DIRECTIONS FOR THIS TASK —
Show all lines that include the string "text"; copy each one.

RECORD EXCERPTS —

☆ ☆ ☆

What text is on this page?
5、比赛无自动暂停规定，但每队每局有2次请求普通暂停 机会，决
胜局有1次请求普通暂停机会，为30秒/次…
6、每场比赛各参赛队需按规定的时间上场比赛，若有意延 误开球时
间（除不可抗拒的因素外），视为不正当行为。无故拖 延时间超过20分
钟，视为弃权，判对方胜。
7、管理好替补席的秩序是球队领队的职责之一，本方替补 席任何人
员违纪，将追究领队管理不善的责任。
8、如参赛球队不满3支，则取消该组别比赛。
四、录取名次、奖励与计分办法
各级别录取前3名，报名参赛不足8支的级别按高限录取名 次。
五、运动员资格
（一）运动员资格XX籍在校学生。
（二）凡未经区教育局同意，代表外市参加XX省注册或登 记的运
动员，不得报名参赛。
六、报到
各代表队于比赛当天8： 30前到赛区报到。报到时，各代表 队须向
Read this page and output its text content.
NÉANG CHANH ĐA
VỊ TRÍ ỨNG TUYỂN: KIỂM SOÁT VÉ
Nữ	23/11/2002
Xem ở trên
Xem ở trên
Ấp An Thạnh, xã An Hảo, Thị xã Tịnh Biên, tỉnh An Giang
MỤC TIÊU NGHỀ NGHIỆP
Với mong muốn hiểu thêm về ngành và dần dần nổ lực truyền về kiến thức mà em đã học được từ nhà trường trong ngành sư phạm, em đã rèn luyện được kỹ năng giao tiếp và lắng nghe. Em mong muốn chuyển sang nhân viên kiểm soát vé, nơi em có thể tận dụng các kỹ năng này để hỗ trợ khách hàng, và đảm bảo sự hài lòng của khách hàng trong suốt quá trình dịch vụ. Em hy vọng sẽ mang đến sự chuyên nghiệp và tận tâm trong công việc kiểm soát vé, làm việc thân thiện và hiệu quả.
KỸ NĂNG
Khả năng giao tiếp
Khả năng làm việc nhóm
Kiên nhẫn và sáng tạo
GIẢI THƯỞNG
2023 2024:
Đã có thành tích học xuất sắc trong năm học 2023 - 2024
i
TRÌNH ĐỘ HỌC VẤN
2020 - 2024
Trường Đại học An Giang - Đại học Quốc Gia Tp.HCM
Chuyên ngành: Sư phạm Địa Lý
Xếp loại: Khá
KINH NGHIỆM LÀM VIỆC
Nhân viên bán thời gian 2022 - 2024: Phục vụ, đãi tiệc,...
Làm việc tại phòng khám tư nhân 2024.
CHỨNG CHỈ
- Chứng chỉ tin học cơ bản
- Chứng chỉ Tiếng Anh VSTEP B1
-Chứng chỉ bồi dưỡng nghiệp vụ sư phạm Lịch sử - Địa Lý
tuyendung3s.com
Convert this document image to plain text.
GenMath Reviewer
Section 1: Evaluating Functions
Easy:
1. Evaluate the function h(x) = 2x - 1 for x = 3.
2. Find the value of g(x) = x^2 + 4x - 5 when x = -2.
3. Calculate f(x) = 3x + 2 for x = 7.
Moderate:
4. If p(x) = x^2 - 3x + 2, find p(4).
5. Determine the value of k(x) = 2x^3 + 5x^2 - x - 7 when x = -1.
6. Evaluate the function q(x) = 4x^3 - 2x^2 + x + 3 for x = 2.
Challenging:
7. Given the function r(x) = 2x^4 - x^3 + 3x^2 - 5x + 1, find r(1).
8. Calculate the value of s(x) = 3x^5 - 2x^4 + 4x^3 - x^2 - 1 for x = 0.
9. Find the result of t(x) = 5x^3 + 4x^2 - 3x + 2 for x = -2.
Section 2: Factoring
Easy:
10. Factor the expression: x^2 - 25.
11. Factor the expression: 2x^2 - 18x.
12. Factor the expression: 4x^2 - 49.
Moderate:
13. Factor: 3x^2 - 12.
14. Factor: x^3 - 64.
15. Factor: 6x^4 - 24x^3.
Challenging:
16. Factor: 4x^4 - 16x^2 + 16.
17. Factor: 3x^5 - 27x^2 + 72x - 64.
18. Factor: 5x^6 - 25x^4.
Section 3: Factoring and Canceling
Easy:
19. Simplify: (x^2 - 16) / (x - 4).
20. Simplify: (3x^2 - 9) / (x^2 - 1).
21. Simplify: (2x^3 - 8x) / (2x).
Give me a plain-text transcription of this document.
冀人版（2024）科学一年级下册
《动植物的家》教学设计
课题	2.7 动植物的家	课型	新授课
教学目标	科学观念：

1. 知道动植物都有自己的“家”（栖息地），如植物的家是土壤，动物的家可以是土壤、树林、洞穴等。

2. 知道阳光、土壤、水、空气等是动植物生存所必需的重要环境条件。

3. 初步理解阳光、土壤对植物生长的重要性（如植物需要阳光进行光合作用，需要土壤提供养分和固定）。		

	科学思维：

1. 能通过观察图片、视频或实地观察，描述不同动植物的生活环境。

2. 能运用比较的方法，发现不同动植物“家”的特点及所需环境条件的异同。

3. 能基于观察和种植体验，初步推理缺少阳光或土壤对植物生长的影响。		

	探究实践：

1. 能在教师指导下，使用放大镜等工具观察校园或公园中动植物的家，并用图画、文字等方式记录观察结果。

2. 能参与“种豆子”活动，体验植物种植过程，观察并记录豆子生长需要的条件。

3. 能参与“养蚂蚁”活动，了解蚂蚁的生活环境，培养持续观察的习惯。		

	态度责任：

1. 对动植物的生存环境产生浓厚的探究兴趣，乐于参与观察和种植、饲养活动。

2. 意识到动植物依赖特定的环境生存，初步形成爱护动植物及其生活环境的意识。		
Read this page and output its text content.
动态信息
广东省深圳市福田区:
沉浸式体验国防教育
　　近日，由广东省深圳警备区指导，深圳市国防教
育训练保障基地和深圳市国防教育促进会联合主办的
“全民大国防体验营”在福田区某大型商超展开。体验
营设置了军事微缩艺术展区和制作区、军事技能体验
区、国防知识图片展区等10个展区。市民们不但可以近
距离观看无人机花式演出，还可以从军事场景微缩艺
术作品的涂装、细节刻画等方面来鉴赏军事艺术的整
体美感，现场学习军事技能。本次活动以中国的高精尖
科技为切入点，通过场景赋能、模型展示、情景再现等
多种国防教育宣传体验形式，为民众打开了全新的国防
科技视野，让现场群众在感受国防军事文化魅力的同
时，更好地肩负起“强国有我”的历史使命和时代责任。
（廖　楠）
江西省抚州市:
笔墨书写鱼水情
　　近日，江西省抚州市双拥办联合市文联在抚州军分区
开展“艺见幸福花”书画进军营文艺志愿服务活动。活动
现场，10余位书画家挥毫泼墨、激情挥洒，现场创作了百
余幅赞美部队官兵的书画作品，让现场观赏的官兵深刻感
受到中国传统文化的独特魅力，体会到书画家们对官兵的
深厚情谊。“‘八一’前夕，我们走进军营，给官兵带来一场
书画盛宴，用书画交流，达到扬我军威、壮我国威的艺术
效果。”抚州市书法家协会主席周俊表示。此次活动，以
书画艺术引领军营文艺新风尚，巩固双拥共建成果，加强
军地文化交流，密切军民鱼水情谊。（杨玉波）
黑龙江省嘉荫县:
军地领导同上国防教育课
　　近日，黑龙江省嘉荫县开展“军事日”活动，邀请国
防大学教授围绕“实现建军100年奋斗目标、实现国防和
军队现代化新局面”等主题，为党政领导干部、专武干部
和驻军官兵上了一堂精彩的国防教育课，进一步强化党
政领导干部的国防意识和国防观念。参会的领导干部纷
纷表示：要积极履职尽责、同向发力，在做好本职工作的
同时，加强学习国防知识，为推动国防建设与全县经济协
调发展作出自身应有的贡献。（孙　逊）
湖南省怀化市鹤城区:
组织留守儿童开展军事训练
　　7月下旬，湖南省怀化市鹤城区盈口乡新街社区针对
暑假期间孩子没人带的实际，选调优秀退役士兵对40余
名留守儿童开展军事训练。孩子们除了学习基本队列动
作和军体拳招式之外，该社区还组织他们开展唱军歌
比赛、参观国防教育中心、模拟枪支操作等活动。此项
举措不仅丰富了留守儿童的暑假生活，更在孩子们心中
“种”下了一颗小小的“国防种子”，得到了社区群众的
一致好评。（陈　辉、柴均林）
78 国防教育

☆ ☆ ☆

SOLUTION —
What text is on this page?
Read this page and output its text content.
Convert this document image to plain text.
Give me a plain-text transcription of this document.
Read this page and output its text content.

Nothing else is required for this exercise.